begin

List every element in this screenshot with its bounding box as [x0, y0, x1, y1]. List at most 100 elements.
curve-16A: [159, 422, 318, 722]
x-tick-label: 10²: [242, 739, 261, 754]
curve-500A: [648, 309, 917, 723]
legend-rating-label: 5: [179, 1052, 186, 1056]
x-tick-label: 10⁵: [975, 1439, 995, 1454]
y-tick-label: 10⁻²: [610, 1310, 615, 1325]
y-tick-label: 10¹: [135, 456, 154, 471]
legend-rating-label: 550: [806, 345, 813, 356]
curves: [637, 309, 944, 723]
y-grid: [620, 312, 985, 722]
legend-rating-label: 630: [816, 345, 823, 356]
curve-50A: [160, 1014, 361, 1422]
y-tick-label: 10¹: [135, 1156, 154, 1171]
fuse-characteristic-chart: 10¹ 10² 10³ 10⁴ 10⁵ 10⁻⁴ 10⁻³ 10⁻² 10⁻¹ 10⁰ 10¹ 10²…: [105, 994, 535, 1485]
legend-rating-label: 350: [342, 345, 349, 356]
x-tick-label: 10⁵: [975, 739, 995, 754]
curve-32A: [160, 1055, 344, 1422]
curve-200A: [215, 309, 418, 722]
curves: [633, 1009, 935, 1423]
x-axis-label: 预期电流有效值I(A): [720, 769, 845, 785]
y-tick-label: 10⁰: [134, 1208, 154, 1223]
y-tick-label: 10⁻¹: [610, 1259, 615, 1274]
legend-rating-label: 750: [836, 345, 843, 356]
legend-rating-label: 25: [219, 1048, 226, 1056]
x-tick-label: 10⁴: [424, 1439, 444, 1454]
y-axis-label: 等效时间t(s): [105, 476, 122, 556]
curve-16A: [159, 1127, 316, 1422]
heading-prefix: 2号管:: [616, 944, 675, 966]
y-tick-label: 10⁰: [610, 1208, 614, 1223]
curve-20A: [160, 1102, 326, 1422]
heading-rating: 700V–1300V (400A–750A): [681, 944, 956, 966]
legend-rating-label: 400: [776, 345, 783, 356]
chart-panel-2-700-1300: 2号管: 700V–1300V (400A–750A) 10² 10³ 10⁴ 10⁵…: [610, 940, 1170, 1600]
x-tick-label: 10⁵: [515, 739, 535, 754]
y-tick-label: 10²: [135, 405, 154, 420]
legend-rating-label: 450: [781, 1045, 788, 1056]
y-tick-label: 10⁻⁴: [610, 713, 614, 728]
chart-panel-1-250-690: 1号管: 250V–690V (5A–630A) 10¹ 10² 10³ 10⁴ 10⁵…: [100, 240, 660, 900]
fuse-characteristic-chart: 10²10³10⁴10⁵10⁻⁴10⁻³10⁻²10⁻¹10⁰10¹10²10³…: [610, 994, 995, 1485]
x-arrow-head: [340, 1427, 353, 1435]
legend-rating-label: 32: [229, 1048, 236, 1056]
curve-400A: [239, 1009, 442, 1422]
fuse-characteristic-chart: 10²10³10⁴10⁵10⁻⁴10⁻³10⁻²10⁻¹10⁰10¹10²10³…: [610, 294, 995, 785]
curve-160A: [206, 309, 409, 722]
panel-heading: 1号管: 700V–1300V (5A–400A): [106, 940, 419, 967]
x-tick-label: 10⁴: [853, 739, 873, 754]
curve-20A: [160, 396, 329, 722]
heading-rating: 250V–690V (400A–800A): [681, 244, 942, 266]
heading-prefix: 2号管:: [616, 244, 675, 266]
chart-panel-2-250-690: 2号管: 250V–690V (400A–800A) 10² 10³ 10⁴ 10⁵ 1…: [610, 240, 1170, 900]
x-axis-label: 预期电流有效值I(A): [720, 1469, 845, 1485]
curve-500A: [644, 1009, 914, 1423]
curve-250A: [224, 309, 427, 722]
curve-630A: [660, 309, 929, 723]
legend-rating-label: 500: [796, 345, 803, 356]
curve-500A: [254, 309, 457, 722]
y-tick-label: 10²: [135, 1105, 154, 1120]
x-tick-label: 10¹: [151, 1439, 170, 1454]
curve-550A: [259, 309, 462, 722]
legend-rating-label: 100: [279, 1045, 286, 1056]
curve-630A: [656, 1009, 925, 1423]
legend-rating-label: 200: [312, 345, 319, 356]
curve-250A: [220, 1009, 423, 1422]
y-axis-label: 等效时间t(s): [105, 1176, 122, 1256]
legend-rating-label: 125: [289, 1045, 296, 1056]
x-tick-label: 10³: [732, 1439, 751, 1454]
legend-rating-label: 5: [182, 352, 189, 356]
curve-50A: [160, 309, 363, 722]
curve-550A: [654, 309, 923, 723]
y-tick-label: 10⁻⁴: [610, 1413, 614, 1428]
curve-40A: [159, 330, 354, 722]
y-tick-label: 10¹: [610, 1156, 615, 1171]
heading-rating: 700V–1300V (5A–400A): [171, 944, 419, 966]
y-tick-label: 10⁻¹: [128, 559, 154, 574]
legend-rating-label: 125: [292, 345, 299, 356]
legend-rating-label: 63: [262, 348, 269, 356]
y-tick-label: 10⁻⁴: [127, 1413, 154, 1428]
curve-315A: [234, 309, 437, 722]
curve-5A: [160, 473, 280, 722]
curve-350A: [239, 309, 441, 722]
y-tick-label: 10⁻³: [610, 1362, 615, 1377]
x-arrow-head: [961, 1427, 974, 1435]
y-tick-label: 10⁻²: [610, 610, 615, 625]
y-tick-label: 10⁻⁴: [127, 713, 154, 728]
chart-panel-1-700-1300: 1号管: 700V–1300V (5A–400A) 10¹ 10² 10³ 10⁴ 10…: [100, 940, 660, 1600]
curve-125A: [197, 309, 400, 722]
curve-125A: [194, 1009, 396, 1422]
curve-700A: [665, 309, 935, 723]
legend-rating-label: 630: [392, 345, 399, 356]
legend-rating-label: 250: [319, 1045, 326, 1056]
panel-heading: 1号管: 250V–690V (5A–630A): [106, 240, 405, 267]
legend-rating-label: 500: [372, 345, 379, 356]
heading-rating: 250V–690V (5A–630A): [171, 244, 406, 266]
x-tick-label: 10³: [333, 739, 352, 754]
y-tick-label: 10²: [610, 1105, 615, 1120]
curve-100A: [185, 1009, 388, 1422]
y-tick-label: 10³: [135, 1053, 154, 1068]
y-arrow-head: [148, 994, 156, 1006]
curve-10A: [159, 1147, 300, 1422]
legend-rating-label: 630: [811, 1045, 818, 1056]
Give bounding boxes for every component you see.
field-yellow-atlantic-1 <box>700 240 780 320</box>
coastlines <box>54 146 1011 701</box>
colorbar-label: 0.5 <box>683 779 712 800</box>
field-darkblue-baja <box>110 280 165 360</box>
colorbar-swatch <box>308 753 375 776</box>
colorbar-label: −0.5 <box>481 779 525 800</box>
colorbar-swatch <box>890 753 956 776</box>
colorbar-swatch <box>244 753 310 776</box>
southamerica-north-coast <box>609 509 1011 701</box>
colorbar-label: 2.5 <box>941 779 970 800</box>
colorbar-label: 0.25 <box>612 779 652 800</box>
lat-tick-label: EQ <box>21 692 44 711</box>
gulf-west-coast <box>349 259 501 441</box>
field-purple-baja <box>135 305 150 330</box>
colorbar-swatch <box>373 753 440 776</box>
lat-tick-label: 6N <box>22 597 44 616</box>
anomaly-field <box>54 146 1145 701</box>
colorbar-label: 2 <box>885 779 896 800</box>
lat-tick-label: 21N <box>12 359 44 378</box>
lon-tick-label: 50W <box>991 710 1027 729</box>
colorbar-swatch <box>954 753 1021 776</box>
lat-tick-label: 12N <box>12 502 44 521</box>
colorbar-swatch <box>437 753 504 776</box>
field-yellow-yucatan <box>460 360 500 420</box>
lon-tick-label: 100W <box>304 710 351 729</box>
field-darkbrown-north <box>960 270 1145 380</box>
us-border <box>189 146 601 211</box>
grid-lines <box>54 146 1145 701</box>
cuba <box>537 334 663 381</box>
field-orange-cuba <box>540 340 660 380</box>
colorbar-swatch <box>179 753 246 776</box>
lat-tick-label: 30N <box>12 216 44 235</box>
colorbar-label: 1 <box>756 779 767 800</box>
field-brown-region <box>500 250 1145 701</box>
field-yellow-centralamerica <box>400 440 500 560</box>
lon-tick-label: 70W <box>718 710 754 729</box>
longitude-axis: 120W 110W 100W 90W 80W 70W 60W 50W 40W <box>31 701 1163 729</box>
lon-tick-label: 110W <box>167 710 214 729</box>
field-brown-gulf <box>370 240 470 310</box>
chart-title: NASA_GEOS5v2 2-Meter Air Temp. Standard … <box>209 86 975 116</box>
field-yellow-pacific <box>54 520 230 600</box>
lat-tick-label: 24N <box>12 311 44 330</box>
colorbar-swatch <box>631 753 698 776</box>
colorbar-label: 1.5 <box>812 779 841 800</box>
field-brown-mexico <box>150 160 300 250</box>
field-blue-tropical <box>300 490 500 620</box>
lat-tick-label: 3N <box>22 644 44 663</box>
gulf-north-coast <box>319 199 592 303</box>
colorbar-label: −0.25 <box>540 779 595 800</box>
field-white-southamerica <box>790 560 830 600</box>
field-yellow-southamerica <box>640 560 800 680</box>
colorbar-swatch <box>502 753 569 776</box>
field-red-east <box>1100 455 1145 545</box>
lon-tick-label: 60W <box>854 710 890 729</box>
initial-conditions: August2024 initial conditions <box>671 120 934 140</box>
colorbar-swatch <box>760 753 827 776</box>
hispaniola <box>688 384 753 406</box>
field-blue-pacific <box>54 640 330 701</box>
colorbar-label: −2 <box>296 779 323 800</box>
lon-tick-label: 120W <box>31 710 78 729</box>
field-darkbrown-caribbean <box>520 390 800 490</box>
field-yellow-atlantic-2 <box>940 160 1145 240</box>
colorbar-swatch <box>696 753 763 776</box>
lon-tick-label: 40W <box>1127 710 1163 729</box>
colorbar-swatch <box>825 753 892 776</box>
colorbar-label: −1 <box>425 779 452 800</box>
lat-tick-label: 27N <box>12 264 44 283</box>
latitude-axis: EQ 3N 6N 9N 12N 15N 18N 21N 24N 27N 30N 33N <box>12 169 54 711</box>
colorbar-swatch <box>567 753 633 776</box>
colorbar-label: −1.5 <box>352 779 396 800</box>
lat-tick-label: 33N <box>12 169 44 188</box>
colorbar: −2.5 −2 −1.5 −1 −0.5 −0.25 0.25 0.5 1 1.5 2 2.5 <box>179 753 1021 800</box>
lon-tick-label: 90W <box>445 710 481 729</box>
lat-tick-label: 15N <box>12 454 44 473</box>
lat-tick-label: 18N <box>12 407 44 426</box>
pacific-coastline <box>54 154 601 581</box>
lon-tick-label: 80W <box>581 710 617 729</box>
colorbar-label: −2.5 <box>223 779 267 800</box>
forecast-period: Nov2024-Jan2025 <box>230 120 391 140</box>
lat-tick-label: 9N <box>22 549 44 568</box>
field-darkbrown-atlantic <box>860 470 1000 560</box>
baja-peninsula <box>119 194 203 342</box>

end

TASK REQUIREMENTS =
Copy every line word for word, from the start of the material down to the line containing "legend-rating-label: 5: [179, 1052, 186, 1056]", including both ends.

EXERCISE SOLUTION =
List every element in this screenshot with its bounding box as [x0, y0, x1, y1]. List at most 100 elements.
curve-16A: [159, 422, 318, 722]
x-tick-label: 10²: [242, 739, 261, 754]
curve-500A: [648, 309, 917, 723]
legend-rating-label: 5: [179, 1052, 186, 1056]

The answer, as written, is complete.